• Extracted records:

■ ■ ■ ■

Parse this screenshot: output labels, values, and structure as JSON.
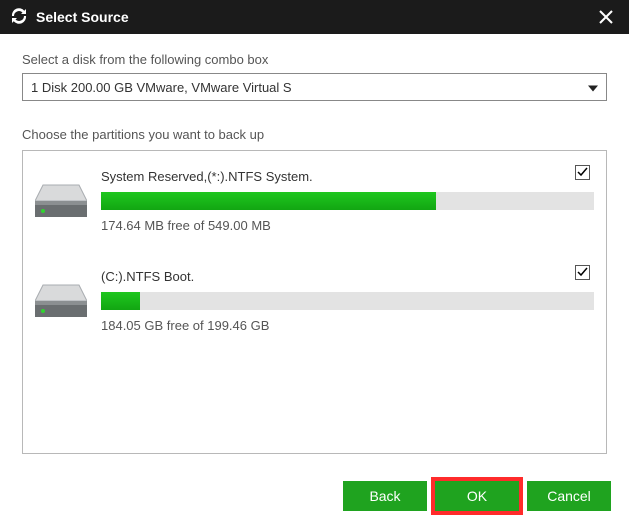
{
  "titlebar": {
    "title": "Select Source"
  },
  "prompt_disk": "Select a disk from the following combo box",
  "combo": {
    "selected": "1 Disk 200.00 GB VMware,  VMware Virtual S"
  },
  "prompt_partitions": "Choose the partitions you want to back up",
  "partitions": [
    {
      "name": "System Reserved,(*:).NTFS System.",
      "free_text": "174.64 MB free of 549.00 MB",
      "used_pct": 68,
      "checked": true
    },
    {
      "name": "(C:).NTFS Boot.",
      "free_text": "184.05 GB free of 199.46 GB",
      "used_pct": 8,
      "checked": true
    }
  ],
  "buttons": {
    "back": "Back",
    "ok": "OK",
    "cancel": "Cancel"
  },
  "icons": {
    "logo": "cycle-icon",
    "close": "close-icon",
    "caret": "chevron-down-icon",
    "disk": "disk-icon",
    "check": "checkmark-icon"
  },
  "colors": {
    "accent_green": "#1fa31f",
    "bar_fill": "#1fc71f",
    "highlight_red": "#ff2b2b",
    "titlebar_bg": "#1b1b1b"
  }
}
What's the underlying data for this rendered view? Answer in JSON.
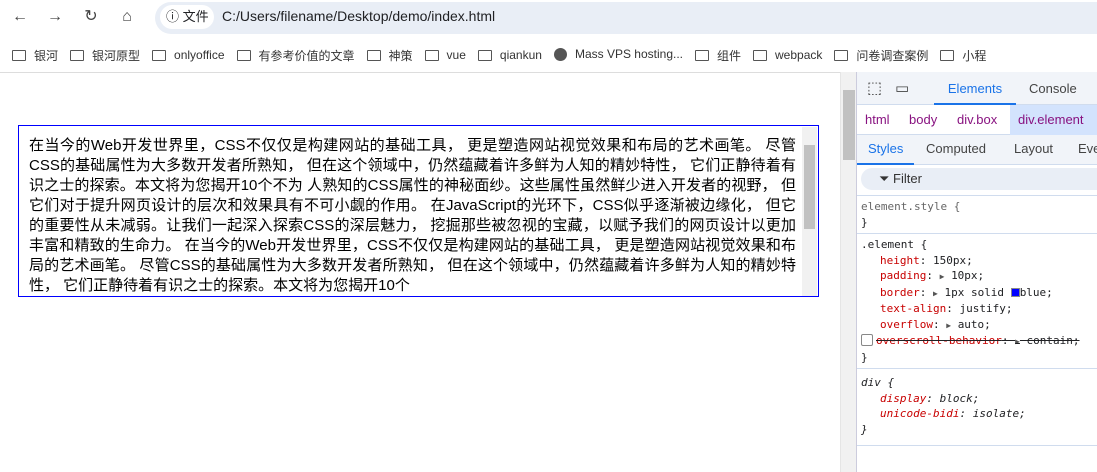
{
  "browser": {
    "chip_label": "文件",
    "url": "C:/Users/filename/Desktop/demo/index.html",
    "bookmarks": [
      {
        "label": "银河",
        "icon": "folder-icon"
      },
      {
        "label": "银河原型",
        "icon": "folder-icon"
      },
      {
        "label": "onlyoffice",
        "icon": "folder-icon"
      },
      {
        "label": "有参考价值的文章",
        "icon": "folder-icon"
      },
      {
        "label": "神策",
        "icon": "folder-icon"
      },
      {
        "label": "vue",
        "icon": "folder-icon"
      },
      {
        "label": "qiankun",
        "icon": "folder-icon"
      },
      {
        "label": "Mass VPS hosting...",
        "icon": "globe-icon"
      },
      {
        "label": "组件",
        "icon": "folder-icon"
      },
      {
        "label": "webpack",
        "icon": "folder-icon"
      },
      {
        "label": "问卷调查案例",
        "icon": "folder-icon"
      },
      {
        "label": "小程",
        "icon": "folder-icon"
      }
    ]
  },
  "page": {
    "text": "在当今的Web开发世界里，CSS不仅仅是构建网站的基础工具， 更是塑造网站视觉效果和布局的艺术画笔。 尽管CSS的基础属性为大多数开发者所熟知， 但在这个领域中，仍然蕴藏着许多鲜为人知的精妙特性， 它们正静待着有识之士的探索。本文将为您揭开10个不为 人熟知的CSS属性的神秘面纱。这些属性虽然鲜少进入开发者的视野， 但它们对于提升网页设计的层次和效果具有不可小觑的作用。 在JavaScript的光环下，CSS似乎逐渐被边缘化， 但它的重要性从未减弱。让我们一起深入探索CSS的深层魅力， 挖掘那些被忽视的宝藏，以赋予我们的网页设计以更加丰富和精致的生命力。 在当今的Web开发世界里，CSS不仅仅是构建网站的基础工具， 更是塑造网站视觉效果和布局的艺术画笔。 尽管CSS的基础属性为大多数开发者所熟知， 但在这个领域中，仍然蕴藏着许多鲜为人知的精妙特性， 它们正静待着有识之士的探索。本文将为您揭开10个"
  },
  "devtools": {
    "tabs": [
      "Elements",
      "Console"
    ],
    "breadcrumbs": [
      "html",
      "body",
      "div.box",
      "div.element"
    ],
    "subtabs": [
      "Styles",
      "Computed",
      "Layout",
      "Eve"
    ],
    "filter_placeholder": "Filter",
    "element_style": {
      "selector": "element.style {",
      "close": "}"
    },
    "element_rule": {
      "selector": ".element {",
      "props": [
        {
          "name": "height",
          "value": "150px;"
        },
        {
          "name": "padding",
          "value": "10px;"
        },
        {
          "name": "border",
          "value": "1px solid ",
          "extra": "blue;"
        },
        {
          "name": "text-align",
          "value": "justify;"
        },
        {
          "name": "overflow",
          "value": "auto;"
        },
        {
          "name": "overscroll-behavior",
          "value": "contain;"
        }
      ],
      "close": "}"
    },
    "ua_rule": {
      "selector": "div {",
      "props": [
        {
          "name": "display",
          "value": "block;"
        },
        {
          "name": "unicode-bidi",
          "value": "isolate;"
        }
      ],
      "close": "}"
    },
    "colors": {
      "accent": "#1a73e8",
      "prop": "#c80000",
      "swatch": "#0000ff"
    }
  }
}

■ ■ ■ ■

• Set problem: Pull every line containing the word "partitions" out of the entries above.

• Answer for this exercise:
  "prompt_partitions": "Choose the partitions you want to back up",
  "partitions": [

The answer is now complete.